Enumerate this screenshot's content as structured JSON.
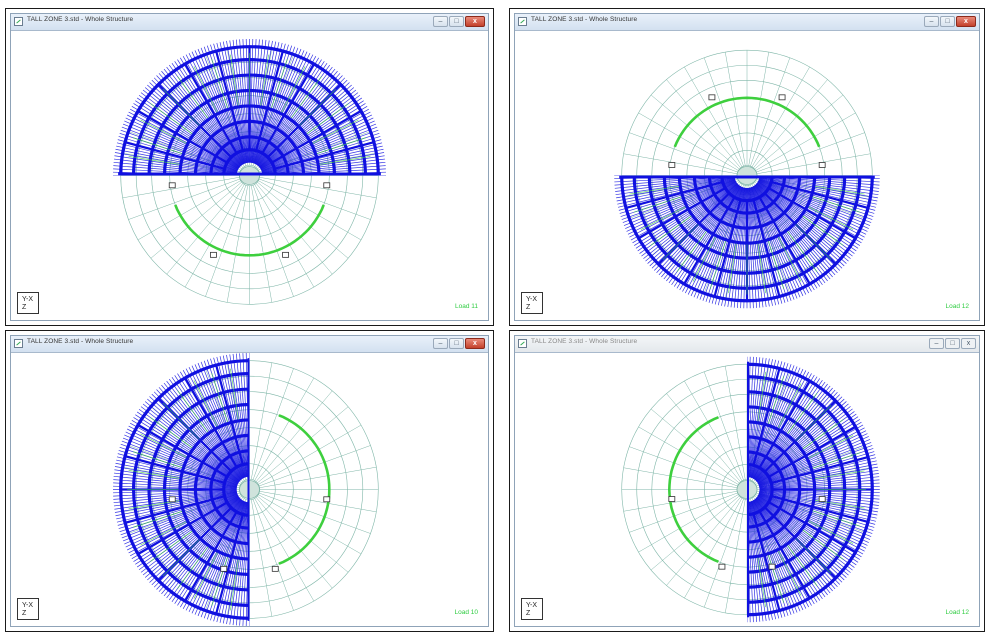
{
  "windows": [
    {
      "title": "TALL ZONE 3.std - Whole Structure",
      "load_label": "Load 11",
      "active_buttons": true,
      "orientation": "top-loaded"
    },
    {
      "title": "TALL ZONE 3.std - Whole Structure",
      "load_label": "Load 12",
      "active_buttons": true,
      "orientation": "bottom-loaded"
    },
    {
      "title": "TALL ZONE 3.std - Whole Structure",
      "load_label": "Load 10",
      "active_buttons": true,
      "orientation": "left-loaded"
    },
    {
      "title": "TALL ZONE 3.std - Whole Structure",
      "load_label": "Load 12",
      "active_buttons": false,
      "orientation": "right-loaded"
    }
  ],
  "axis_indicator": {
    "top": "Y-X",
    "bottom": "Z"
  },
  "icons": {
    "minimize": "minimize-icon",
    "maximize": "maximize-icon",
    "close": "close-icon"
  },
  "colors": {
    "load_blue": "#1010e0",
    "member_green": "#3ecf3e",
    "mesh_teal": "#7fb6a8",
    "label_green": "#2ecc40"
  }
}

◇ ◇ ◇

▸ EXERCISE AIM
Copy every record character for character. Skip the pictures.

▸ THE COMPLETED TASK
Enumerate this screenshot's content as structured JSON.
{
  "windows": [
    {
      "title": "TALL ZONE 3.std - Whole Structure",
      "load_label": "Load 11",
      "active_buttons": true,
      "orientation": "top-loaded"
    },
    {
      "title": "TALL ZONE 3.std - Whole Structure",
      "load_label": "Load 12",
      "active_buttons": true,
      "orientation": "bottom-loaded"
    },
    {
      "title": "TALL ZONE 3.std - Whole Structure",
      "load_label": "Load 10",
      "active_buttons": true,
      "orientation": "left-loaded"
    },
    {
      "title": "TALL ZONE 3.std - Whole Structure",
      "load_label": "Load 12",
      "active_buttons": false,
      "orientation": "right-loaded"
    }
  ],
  "axis_indicator": {
    "top": "Y-X",
    "bottom": "Z"
  },
  "icons": {
    "minimize": "minimize-icon",
    "maximize": "maximize-icon",
    "close": "close-icon"
  },
  "colors": {
    "load_blue": "#1010e0",
    "member_green": "#3ecf3e",
    "mesh_teal": "#7fb6a8",
    "label_green": "#2ecc40"
  }
}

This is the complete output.